• AIM OF THE EXERCISE: Output the data below in full, byte for byte. Nothing may differ.

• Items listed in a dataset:
▶

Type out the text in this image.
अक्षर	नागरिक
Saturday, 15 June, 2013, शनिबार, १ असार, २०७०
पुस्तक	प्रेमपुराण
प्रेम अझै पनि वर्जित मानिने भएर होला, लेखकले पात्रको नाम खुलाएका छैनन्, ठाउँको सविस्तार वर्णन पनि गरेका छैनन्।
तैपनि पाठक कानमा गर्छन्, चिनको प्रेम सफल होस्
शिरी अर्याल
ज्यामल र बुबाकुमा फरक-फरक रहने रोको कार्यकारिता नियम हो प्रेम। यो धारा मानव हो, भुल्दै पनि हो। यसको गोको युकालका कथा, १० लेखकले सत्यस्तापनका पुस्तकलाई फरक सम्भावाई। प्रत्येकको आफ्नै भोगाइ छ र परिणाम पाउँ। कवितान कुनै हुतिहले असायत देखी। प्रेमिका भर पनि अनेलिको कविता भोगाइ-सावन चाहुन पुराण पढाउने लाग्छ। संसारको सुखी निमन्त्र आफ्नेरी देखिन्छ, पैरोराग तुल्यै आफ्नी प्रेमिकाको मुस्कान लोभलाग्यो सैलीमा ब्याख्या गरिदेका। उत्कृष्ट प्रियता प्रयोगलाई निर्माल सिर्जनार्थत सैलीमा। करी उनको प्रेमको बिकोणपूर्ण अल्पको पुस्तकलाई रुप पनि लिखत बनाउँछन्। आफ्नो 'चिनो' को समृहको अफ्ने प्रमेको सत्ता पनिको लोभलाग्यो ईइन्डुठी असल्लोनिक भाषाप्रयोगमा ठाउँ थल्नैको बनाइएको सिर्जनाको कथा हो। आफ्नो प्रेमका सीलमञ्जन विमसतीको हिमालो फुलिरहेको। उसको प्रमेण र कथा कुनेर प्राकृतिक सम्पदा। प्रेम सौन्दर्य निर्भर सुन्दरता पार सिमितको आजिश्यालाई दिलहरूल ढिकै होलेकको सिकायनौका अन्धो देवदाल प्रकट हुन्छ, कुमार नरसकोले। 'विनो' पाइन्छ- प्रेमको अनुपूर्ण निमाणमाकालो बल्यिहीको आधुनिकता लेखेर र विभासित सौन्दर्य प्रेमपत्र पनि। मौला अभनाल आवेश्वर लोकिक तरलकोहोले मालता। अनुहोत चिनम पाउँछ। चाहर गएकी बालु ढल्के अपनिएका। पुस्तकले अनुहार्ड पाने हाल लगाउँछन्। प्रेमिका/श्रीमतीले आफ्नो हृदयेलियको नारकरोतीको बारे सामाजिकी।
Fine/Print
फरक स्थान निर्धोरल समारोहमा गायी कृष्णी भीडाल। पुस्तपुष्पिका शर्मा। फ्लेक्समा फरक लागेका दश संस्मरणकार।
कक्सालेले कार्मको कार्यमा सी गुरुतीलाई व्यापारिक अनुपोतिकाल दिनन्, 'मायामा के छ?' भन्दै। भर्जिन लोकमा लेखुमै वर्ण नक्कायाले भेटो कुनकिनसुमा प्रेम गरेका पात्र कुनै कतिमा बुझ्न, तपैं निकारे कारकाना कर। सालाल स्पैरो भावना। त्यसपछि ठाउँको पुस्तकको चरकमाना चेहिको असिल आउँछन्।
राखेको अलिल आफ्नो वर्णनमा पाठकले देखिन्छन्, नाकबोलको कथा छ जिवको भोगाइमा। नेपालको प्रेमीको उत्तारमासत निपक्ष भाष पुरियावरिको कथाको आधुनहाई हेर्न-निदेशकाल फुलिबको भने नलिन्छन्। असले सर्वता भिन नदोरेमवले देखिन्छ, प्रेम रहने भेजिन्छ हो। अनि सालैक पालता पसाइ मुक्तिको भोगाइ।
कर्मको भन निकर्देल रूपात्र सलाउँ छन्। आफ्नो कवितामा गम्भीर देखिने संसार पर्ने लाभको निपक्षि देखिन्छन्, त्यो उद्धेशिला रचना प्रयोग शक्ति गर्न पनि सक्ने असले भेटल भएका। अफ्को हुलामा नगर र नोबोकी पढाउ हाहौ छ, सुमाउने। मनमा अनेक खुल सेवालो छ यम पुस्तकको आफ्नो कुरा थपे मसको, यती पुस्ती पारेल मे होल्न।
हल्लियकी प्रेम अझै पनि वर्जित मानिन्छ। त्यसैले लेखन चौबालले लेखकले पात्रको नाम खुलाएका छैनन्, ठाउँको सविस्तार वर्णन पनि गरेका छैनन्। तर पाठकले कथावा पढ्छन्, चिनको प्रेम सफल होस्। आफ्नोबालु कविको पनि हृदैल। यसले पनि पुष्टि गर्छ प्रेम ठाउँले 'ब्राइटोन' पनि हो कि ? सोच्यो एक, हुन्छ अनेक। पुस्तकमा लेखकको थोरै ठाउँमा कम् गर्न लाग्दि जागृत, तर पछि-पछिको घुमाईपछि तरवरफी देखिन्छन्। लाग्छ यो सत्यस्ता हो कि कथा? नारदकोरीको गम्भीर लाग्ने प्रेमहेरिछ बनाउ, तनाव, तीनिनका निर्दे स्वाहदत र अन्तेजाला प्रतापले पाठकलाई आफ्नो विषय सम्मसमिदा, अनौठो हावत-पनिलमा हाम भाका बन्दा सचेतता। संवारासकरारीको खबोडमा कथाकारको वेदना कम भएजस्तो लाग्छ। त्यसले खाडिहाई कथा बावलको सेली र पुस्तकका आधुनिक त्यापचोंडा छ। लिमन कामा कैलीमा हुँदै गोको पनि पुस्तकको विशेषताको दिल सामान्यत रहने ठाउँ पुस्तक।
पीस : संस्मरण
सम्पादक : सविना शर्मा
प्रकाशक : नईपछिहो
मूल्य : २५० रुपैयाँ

◀

• CORRECT ANSWER:
Type out the text in this image.
अक्षर	नागरिक
Saturday, 15 June, 2013, शनिबार, १ असार, २०७०
पुस्तक	प्रेमपुराण
प्रेम अझै पनि वर्जित मानिने भएर होला, लेखकले पात्रको नाम खुलाएका छैनन्, ठाउँको सविस्तार वर्णन पनि गरेका छैनन्।
तैपनि पाठक कानमा गर्छन्, चिनको प्रेम सफल होस्
शिरी अर्याल
ज्यामल र बुबाकुमा फरक-फरक रहने रोको कार्यकारिता नियम हो प्रेम। यो धारा मानव हो, भुल्दै पनि हो। यसको गोको युकालका कथा, १० लेखकले सत्यस्तापनका पुस्तकलाई फरक सम्भावाई। प्रत्येकको आफ्नै भोगाइ छ र परिणाम पाउँ। कवितान कुनै हुतिहले असायत देखी। प्रेमिका भर पनि अनेलिको कविता भोगाइ-सावन चाहुन पुराण पढाउने लाग्छ। संसारको सुखी निमन्त्र आफ्नेरी देखिन्छ, पैरोराग तुल्यै आफ्नी प्रेमिकाको मुस्कान लोभलाग्यो सैलीमा ब्याख्या गरिदेका। उत्कृष्ट प्रियता प्रयोगलाई निर्माल सिर्जनार्थत सैलीमा। करी उनको प्रेमको बिकोणपूर्ण अल्पको पुस्तकलाई रुप पनि लिखत बनाउँछन्। आफ्नो 'चिनो' को समृहको अफ्ने प्रमेको सत्ता पनिको लोभलाग्यो ईइन्डुठी असल्लोनिक भाषाप्रयोगमा ठाउँ थल्नैको बनाइएको सिर्जनाको कथा हो। आफ्नो प्रेमका सीलमञ्जन विमसतीको हिमालो फुलिरहेको। उसको प्रमेण र कथा कुनेर प्राकृतिक सम्पदा। प्रेम सौन्दर्य निर्भर सुन्दरता पार सिमितको आजिश्यालाई दिलहरूल ढिकै होलेकको सिकायनौका अन्धो देवदाल प्रकट हुन्छ, कुमार नरसकोले। 'विनो' पाइन्छ- प्रेमको अनुपूर्ण निमाणमाकालो बल्यिहीको आधुनिकता लेखेर र विभासित सौन्दर्य प्रेमपत्र पनि। मौला अभनाल आवेश्वर लोकिक तरलकोहोले मालता। अनुहोत चिनम पाउँछ। चाहर गएकी बालु ढल्के अपनिएका। पुस्तकले अनुहार्ड पाने हाल लगाउँछन्। प्रेमिका/श्रीमतीले आफ्नो हृदयेलियको नारकरोतीको बारे सामाजिकी।
Fine/Print
फरक स्थान निर्धोरल समारोहमा गायी कृष्णी भीडाल। पुस्तपुष्पिका शर्मा। फ्लेक्समा फरक लागेका दश संस्मरणकार।
कक्सालेले कार्मको कार्यमा सी गुरुतीलाई व्यापारिक अनुपोतिकाल दिनन्, 'मायामा के छ?' भन्दै। भर्जिन लोकमा लेखुमै वर्ण नक्कायाले भेटो कुनकिनसुमा प्रेम गरेका पात्र कुनै कतिमा बुझ्न, तपैं निकारे कारकाना कर। सालाल स्पैरो भावना। त्यसपछि ठाउँको पुस्तकको चरकमाना चेहिको असिल आउँछन्।
राखेको अलिल आफ्नो वर्णनमा पाठकले देखिन्छन्, नाकबोलको कथा छ जिवको भोगाइमा। नेपालको प्रेमीको उत्तारमासत निपक्ष भाष पुरियावरिको कथाको आधुनहाई हेर्न-निदेशकाल फुलिबको भने नलिन्छन्। असले सर्वता भिन नदोरेमवले देखिन्छ, प्रेम रहने भेजिन्छ हो। अनि सालैक पालता पसाइ मुक्तिको भोगाइ।
कर्मको भन निकर्देल रूपात्र सलाउँ छन्। आफ्नो कवितामा गम्भीर देखिने संसार पर्ने लाभको निपक्षि देखिन्छन्, त्यो उद्धेशिला रचना प्रयोग शक्ति गर्न पनि सक्ने असले भेटल भएका। अफ्को हुलामा नगर र नोबोकी पढाउ हाहौ छ, सुमाउने। मनमा अनेक खुल सेवालो छ यम पुस्तकको आफ्नो कुरा थपे मसको, यती पुस्ती पारेल मे होल्न।
हल्लियकी प्रेम अझै पनि वर्जित मानिन्छ। त्यसैले लेखन चौबालले लेखकले पात्रको नाम खुलाएका छैनन्, ठाउँको सविस्तार वर्णन पनि गरेका छैनन्। तर पाठकले कथावा पढ्छन्, चिनको प्रेम सफल होस्। आफ्नोबालु कविको पनि हृदैल। यसले पनि पुष्टि गर्छ प्रेम ठाउँले 'ब्राइटोन' पनि हो कि ? सोच्यो एक, हुन्छ अनेक। पुस्तकमा लेखकको थोरै ठाउँमा कम् गर्न लाग्दि जागृत, तर पछि-पछिको घुमाईपछि तरवरफी देखिन्छन्। लाग्छ यो सत्यस्ता हो कि कथा? नारदकोरीको गम्भीर लाग्ने प्रेमहेरिछ बनाउ, तनाव, तीनिनका निर्दे स्वाहदत र अन्तेजाला प्रतापले पाठकलाई आफ्नो विषय सम्मसमिदा, अनौठो हावत-पनिलमा हाम भाका बन्दा सचेतता। संवारासकरारीको खबोडमा कथाकारको वेदना कम भएजस्तो लाग्छ। त्यसले खाडिहाई कथा बावलको सेली र पुस्तकका आधुनिक त्यापचोंडा छ। लिमन कामा कैलीमा हुँदै गोको पनि पुस्तकको विशेषताको दिल सामान्यत रहने ठाउँ पुस्तक।
पीस : संस्मरण
सम्पादक : सविना शर्मा
प्रकाशक : नईपछिहो
मूल्य : २५० रुपैयाँ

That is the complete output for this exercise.